• Exercise brief: Report how many lines contain "نهفه"; state the number and nothing else.

• Entries provided:
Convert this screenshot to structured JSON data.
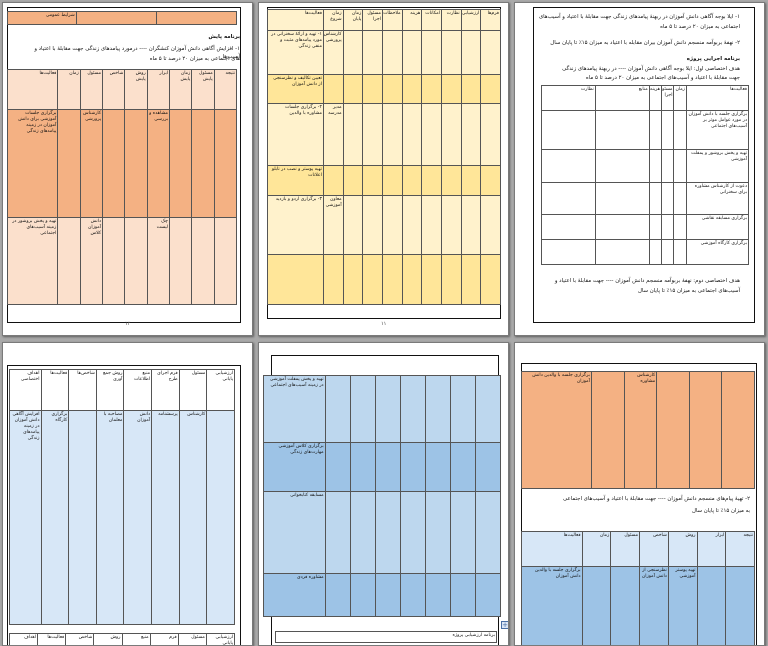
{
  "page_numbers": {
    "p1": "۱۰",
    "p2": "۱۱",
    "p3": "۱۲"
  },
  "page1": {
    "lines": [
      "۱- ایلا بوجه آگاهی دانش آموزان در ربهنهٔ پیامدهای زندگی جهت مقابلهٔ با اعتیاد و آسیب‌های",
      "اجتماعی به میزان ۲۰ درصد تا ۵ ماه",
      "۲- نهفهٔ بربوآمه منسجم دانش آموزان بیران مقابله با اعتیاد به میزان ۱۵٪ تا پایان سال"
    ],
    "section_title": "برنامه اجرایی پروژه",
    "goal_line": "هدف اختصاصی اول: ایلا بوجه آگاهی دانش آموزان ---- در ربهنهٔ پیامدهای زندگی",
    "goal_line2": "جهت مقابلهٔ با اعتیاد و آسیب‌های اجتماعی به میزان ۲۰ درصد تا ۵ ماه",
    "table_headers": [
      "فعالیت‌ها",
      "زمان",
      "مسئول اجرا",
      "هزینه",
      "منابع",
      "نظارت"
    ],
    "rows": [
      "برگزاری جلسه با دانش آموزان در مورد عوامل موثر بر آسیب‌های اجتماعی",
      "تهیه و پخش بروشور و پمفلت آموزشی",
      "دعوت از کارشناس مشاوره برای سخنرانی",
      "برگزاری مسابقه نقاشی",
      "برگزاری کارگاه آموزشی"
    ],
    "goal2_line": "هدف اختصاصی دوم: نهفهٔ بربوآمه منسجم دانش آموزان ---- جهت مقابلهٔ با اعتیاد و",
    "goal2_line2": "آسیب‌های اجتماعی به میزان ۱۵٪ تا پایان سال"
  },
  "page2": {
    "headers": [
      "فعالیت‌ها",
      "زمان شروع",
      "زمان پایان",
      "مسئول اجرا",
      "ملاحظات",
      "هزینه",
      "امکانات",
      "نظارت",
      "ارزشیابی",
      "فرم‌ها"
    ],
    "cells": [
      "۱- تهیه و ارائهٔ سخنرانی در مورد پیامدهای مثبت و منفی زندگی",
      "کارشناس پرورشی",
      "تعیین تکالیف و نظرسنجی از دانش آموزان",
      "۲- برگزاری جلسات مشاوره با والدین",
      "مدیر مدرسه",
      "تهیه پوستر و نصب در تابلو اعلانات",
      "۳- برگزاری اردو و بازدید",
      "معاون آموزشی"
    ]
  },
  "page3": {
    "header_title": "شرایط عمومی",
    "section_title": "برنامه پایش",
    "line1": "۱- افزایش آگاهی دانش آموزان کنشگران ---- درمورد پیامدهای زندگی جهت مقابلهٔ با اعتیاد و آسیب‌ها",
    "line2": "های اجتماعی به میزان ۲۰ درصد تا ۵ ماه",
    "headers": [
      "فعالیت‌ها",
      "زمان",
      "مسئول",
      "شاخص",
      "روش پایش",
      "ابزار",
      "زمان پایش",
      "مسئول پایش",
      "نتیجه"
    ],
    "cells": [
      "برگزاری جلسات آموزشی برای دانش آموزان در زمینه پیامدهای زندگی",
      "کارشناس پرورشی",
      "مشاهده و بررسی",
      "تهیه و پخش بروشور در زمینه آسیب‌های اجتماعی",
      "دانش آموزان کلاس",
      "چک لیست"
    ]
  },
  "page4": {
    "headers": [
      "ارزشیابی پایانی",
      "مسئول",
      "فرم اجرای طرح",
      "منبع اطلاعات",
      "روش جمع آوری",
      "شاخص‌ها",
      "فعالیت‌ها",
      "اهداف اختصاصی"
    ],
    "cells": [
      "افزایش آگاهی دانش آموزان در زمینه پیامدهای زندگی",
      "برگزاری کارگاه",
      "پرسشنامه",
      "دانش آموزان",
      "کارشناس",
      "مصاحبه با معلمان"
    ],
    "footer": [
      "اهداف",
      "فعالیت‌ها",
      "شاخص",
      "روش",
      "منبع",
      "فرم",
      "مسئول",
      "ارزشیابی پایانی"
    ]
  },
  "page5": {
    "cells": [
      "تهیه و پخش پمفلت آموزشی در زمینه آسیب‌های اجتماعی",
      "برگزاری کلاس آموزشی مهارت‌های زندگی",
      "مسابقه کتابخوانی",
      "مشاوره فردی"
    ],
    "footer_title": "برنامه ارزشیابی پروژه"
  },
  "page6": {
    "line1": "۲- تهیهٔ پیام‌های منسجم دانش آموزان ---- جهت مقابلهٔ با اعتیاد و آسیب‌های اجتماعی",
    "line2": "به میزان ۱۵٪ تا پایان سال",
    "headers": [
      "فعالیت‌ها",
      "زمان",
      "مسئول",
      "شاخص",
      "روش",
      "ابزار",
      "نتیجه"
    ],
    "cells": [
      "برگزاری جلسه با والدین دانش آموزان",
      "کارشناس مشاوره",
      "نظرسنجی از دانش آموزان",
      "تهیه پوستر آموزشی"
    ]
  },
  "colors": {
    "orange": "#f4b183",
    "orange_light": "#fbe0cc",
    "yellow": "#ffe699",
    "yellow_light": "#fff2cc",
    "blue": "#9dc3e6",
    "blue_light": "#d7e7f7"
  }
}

• Exercise output: 2